● **WHAT TO PRODUCE**:
Each line below must be set down exactly; omit any image you find.

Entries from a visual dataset
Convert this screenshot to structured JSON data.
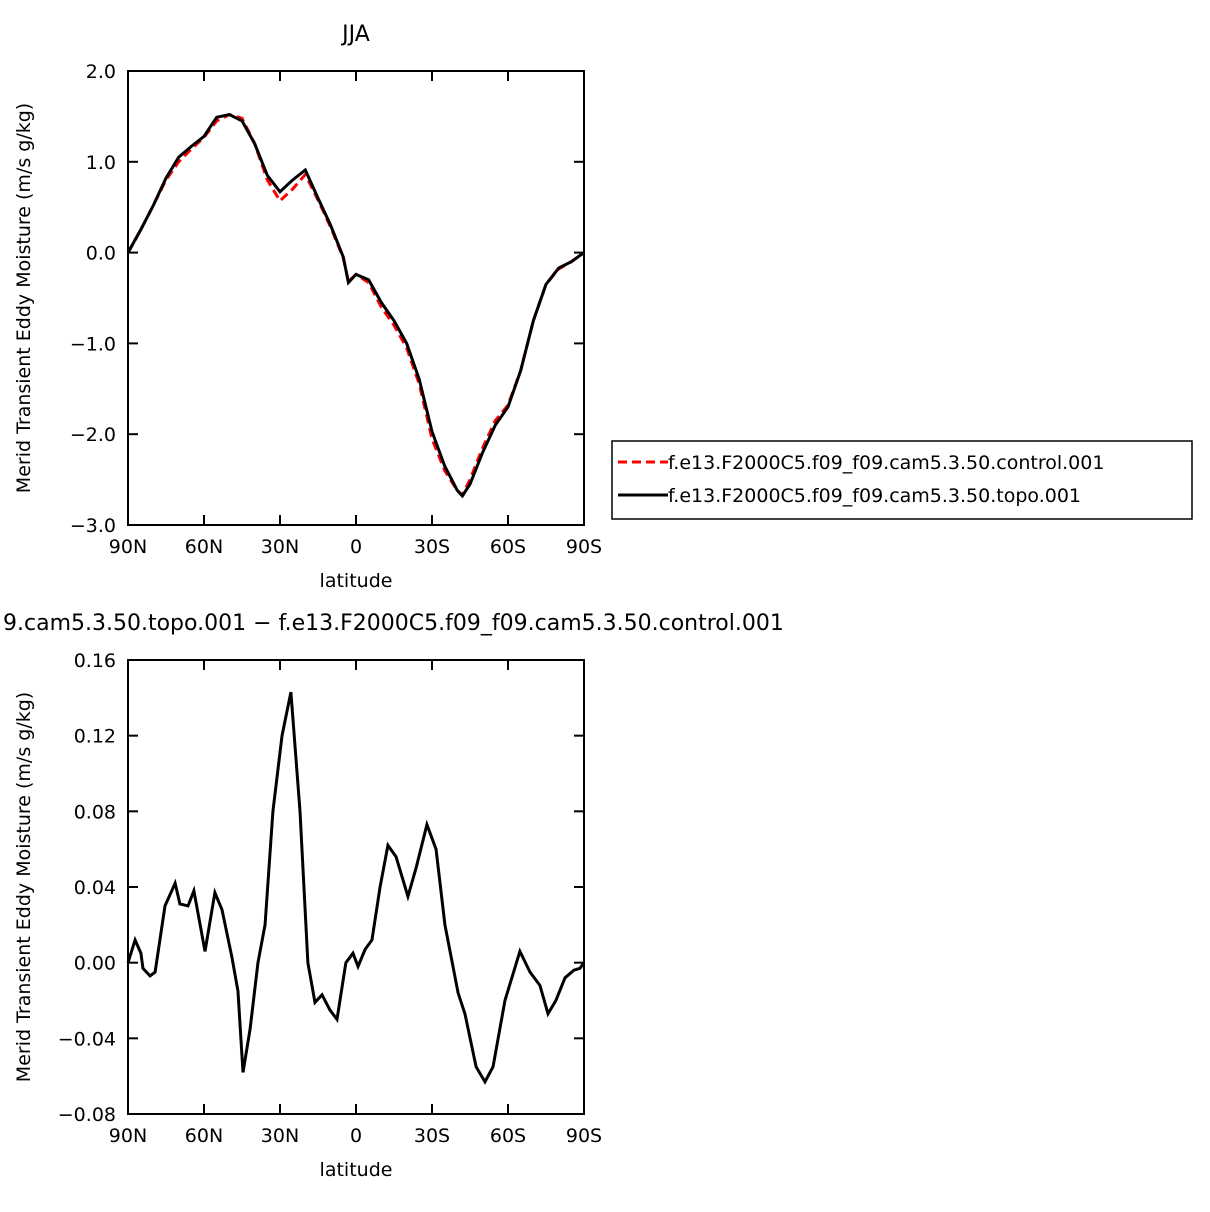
{
  "chart_data": [
    {
      "type": "line",
      "title": "JJA",
      "xlabel": "latitude",
      "ylabel": "Merid Transient Eddy Moisture (m/s g/kg)",
      "xlim": [
        90,
        -90
      ],
      "xticks": [
        {
          "value": 90,
          "label": "90N"
        },
        {
          "value": 60,
          "label": "60N"
        },
        {
          "value": 30,
          "label": "30N"
        },
        0,
        {
          "value": -30,
          "label": "30S"
        },
        {
          "value": -60,
          "label": "60S"
        },
        {
          "value": -90,
          "label": "90S"
        }
      ],
      "ylim": [
        -3,
        2
      ],
      "yticks": [
        {
          "value": -3,
          "label": "−3.0"
        },
        {
          "value": -2,
          "label": "−2.0"
        },
        {
          "value": -1,
          "label": "−1.0"
        },
        {
          "value": 0,
          "label": "0.0"
        },
        {
          "value": 1,
          "label": "1.0"
        },
        {
          "value": 2,
          "label": "2.0"
        }
      ],
      "legend": "right",
      "x": [
        90,
        85,
        80,
        75,
        70,
        65,
        60,
        55,
        50,
        45,
        40,
        35,
        30,
        25,
        20,
        15,
        10,
        5,
        3,
        0,
        -5,
        -10,
        -15,
        -20,
        -25,
        -30,
        -35,
        -40,
        -42,
        -45,
        -50,
        -55,
        -60,
        -65,
        -70,
        -75,
        -80,
        -85,
        -90
      ],
      "series": [
        {
          "name": "f.e13.F2000C5.f09_f09.cam5.3.50.control.001",
          "color": "#ff0000",
          "linestyle": "dashed",
          "values": [
            0,
            0.25,
            0.52,
            0.8,
            1.0,
            1.14,
            1.27,
            1.45,
            1.52,
            1.48,
            1.2,
            0.8,
            0.57,
            0.7,
            0.86,
            0.58,
            0.28,
            -0.06,
            -0.32,
            -0.24,
            -0.33,
            -0.6,
            -0.8,
            -1.05,
            -1.45,
            -2.05,
            -2.4,
            -2.62,
            -2.67,
            -2.5,
            -2.15,
            -1.85,
            -1.68,
            -1.3,
            -0.75,
            -0.35,
            -0.18,
            -0.1,
            0
          ]
        },
        {
          "name": "f.e13.F2000C5.f09_f09.cam5.3.50.topo.001",
          "color": "#000000",
          "linestyle": "solid",
          "values": [
            0,
            0.25,
            0.52,
            0.82,
            1.05,
            1.17,
            1.28,
            1.49,
            1.52,
            1.45,
            1.2,
            0.85,
            0.67,
            0.8,
            0.91,
            0.6,
            0.3,
            -0.05,
            -0.33,
            -0.24,
            -0.3,
            -0.55,
            -0.75,
            -1.0,
            -1.4,
            -1.97,
            -2.35,
            -2.62,
            -2.68,
            -2.55,
            -2.2,
            -1.9,
            -1.7,
            -1.3,
            -0.75,
            -0.35,
            -0.17,
            -0.1,
            0
          ]
        }
      ]
    },
    {
      "type": "line",
      "title": "9.cam5.3.50.topo.001 − f.e13.F2000C5.f09_f09.cam5.3.50.control.001",
      "xlabel": "latitude",
      "ylabel": "Merid Transient Eddy Moisture (m/s g/kg)",
      "xlim": [
        90,
        -90
      ],
      "xticks": [
        {
          "value": 90,
          "label": "90N"
        },
        {
          "value": 60,
          "label": "60N"
        },
        {
          "value": 30,
          "label": "30N"
        },
        0,
        {
          "value": -30,
          "label": "30S"
        },
        {
          "value": -60,
          "label": "60S"
        },
        {
          "value": -90,
          "label": "90S"
        }
      ],
      "ylim": [
        -0.08,
        0.16
      ],
      "yticks": [
        {
          "value": -0.08,
          "label": "−0.08"
        },
        {
          "value": -0.04,
          "label": "−0.04"
        },
        {
          "value": 0,
          "label": "0.00"
        },
        0.04,
        0.08,
        0.12,
        0.16
      ],
      "x": [
        90,
        87.2,
        84.9,
        84.1,
        81.3,
        79.3,
        75.4,
        71.4,
        69.5,
        66.3,
        64,
        59.6,
        55.7,
        52.9,
        49,
        46.6,
        44.6,
        41.8,
        38.7,
        35.9,
        32.8,
        29.2,
        25.7,
        22.1,
        19,
        16.2,
        13.4,
        10.3,
        7.5,
        4,
        1.2,
        -0.8,
        -3.6,
        -6.3,
        -9.5,
        -12.6,
        -15.8,
        -20.5,
        -23.7,
        -28,
        -31.6,
        -35.1,
        -40.3,
        -43,
        -47.4,
        -50.9,
        -54.1,
        -58.8,
        -64.7,
        -68.7,
        -72.6,
        -75.8,
        -78.9,
        -82.5,
        -86,
        -88.4,
        -90
      ],
      "series": [
        {
          "color": "#000000",
          "linestyle": "solid",
          "values": [
            0,
            0.012,
            0.005,
            -0.003,
            -0.007,
            -0.005,
            0.03,
            0.042,
            0.031,
            0.03,
            0.038,
            0.006,
            0.037,
            0.028,
            0.003,
            -0.015,
            -0.058,
            -0.035,
            0,
            0.02,
            0.08,
            0.12,
            0.143,
            0.08,
            0,
            -0.021,
            -0.017,
            -0.025,
            -0.03,
            0,
            0.005,
            -0.002,
            0.007,
            0.012,
            0.04,
            0.062,
            0.056,
            0.035,
            0.05,
            0.073,
            0.06,
            0.02,
            -0.016,
            -0.027,
            -0.055,
            -0.063,
            -0.055,
            -0.02,
            0.006,
            -0.005,
            -0.012,
            -0.027,
            -0.02,
            -0.008,
            -0.004,
            -0.003,
            0
          ]
        }
      ]
    }
  ]
}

● **TASK OUTPUT**:
Convert this screenshot to structured JSON data.
{
  "chart_data": [
    {
      "type": "line",
      "title": "JJA",
      "xlabel": "latitude",
      "ylabel": "Merid Transient Eddy Moisture (m/s g/kg)",
      "xlim": [
        90,
        -90
      ],
      "xticks": [
        {
          "value": 90,
          "label": "90N"
        },
        {
          "value": 60,
          "label": "60N"
        },
        {
          "value": 30,
          "label": "30N"
        },
        0,
        {
          "value": -30,
          "label": "30S"
        },
        {
          "value": -60,
          "label": "60S"
        },
        {
          "value": -90,
          "label": "90S"
        }
      ],
      "ylim": [
        -3,
        2
      ],
      "yticks": [
        {
          "value": -3,
          "label": "−3.0"
        },
        {
          "value": -2,
          "label": "−2.0"
        },
        {
          "value": -1,
          "label": "−1.0"
        },
        {
          "value": 0,
          "label": "0.0"
        },
        {
          "value": 1,
          "label": "1.0"
        },
        {
          "value": 2,
          "label": "2.0"
        }
      ],
      "legend": "right",
      "x": [
        90,
        85,
        80,
        75,
        70,
        65,
        60,
        55,
        50,
        45,
        40,
        35,
        30,
        25,
        20,
        15,
        10,
        5,
        3,
        0,
        -5,
        -10,
        -15,
        -20,
        -25,
        -30,
        -35,
        -40,
        -42,
        -45,
        -50,
        -55,
        -60,
        -65,
        -70,
        -75,
        -80,
        -85,
        -90
      ],
      "series": [
        {
          "name": "f.e13.F2000C5.f09_f09.cam5.3.50.control.001",
          "color": "#ff0000",
          "linestyle": "dashed",
          "values": [
            0,
            0.25,
            0.52,
            0.8,
            1.0,
            1.14,
            1.27,
            1.45,
            1.52,
            1.48,
            1.2,
            0.8,
            0.57,
            0.7,
            0.86,
            0.58,
            0.28,
            -0.06,
            -0.32,
            -0.24,
            -0.33,
            -0.6,
            -0.8,
            -1.05,
            -1.45,
            -2.05,
            -2.4,
            -2.62,
            -2.67,
            -2.5,
            -2.15,
            -1.85,
            -1.68,
            -1.3,
            -0.75,
            -0.35,
            -0.18,
            -0.1,
            0
          ]
        },
        {
          "name": "f.e13.F2000C5.f09_f09.cam5.3.50.topo.001",
          "color": "#000000",
          "linestyle": "solid",
          "values": [
            0,
            0.25,
            0.52,
            0.82,
            1.05,
            1.17,
            1.28,
            1.49,
            1.52,
            1.45,
            1.2,
            0.85,
            0.67,
            0.8,
            0.91,
            0.6,
            0.3,
            -0.05,
            -0.33,
            -0.24,
            -0.3,
            -0.55,
            -0.75,
            -1.0,
            -1.4,
            -1.97,
            -2.35,
            -2.62,
            -2.68,
            -2.55,
            -2.2,
            -1.9,
            -1.7,
            -1.3,
            -0.75,
            -0.35,
            -0.17,
            -0.1,
            0
          ]
        }
      ]
    },
    {
      "type": "line",
      "title": "9.cam5.3.50.topo.001 − f.e13.F2000C5.f09_f09.cam5.3.50.control.001",
      "xlabel": "latitude",
      "ylabel": "Merid Transient Eddy Moisture (m/s g/kg)",
      "xlim": [
        90,
        -90
      ],
      "xticks": [
        {
          "value": 90,
          "label": "90N"
        },
        {
          "value": 60,
          "label": "60N"
        },
        {
          "value": 30,
          "label": "30N"
        },
        0,
        {
          "value": -30,
          "label": "30S"
        },
        {
          "value": -60,
          "label": "60S"
        },
        {
          "value": -90,
          "label": "90S"
        }
      ],
      "ylim": [
        -0.08,
        0.16
      ],
      "yticks": [
        {
          "value": -0.08,
          "label": "−0.08"
        },
        {
          "value": -0.04,
          "label": "−0.04"
        },
        {
          "value": 0,
          "label": "0.00"
        },
        0.04,
        0.08,
        0.12,
        0.16
      ],
      "x": [
        90,
        87.2,
        84.9,
        84.1,
        81.3,
        79.3,
        75.4,
        71.4,
        69.5,
        66.3,
        64,
        59.6,
        55.7,
        52.9,
        49,
        46.6,
        44.6,
        41.8,
        38.7,
        35.9,
        32.8,
        29.2,
        25.7,
        22.1,
        19,
        16.2,
        13.4,
        10.3,
        7.5,
        4,
        1.2,
        -0.8,
        -3.6,
        -6.3,
        -9.5,
        -12.6,
        -15.8,
        -20.5,
        -23.7,
        -28,
        -31.6,
        -35.1,
        -40.3,
        -43,
        -47.4,
        -50.9,
        -54.1,
        -58.8,
        -64.7,
        -68.7,
        -72.6,
        -75.8,
        -78.9,
        -82.5,
        -86,
        -88.4,
        -90
      ],
      "series": [
        {
          "color": "#000000",
          "linestyle": "solid",
          "values": [
            0,
            0.012,
            0.005,
            -0.003,
            -0.007,
            -0.005,
            0.03,
            0.042,
            0.031,
            0.03,
            0.038,
            0.006,
            0.037,
            0.028,
            0.003,
            -0.015,
            -0.058,
            -0.035,
            0,
            0.02,
            0.08,
            0.12,
            0.143,
            0.08,
            0,
            -0.021,
            -0.017,
            -0.025,
            -0.03,
            0,
            0.005,
            -0.002,
            0.007,
            0.012,
            0.04,
            0.062,
            0.056,
            0.035,
            0.05,
            0.073,
            0.06,
            0.02,
            -0.016,
            -0.027,
            -0.055,
            -0.063,
            -0.055,
            -0.02,
            0.006,
            -0.005,
            -0.012,
            -0.027,
            -0.02,
            -0.008,
            -0.004,
            -0.003,
            0
          ]
        }
      ]
    }
  ]
}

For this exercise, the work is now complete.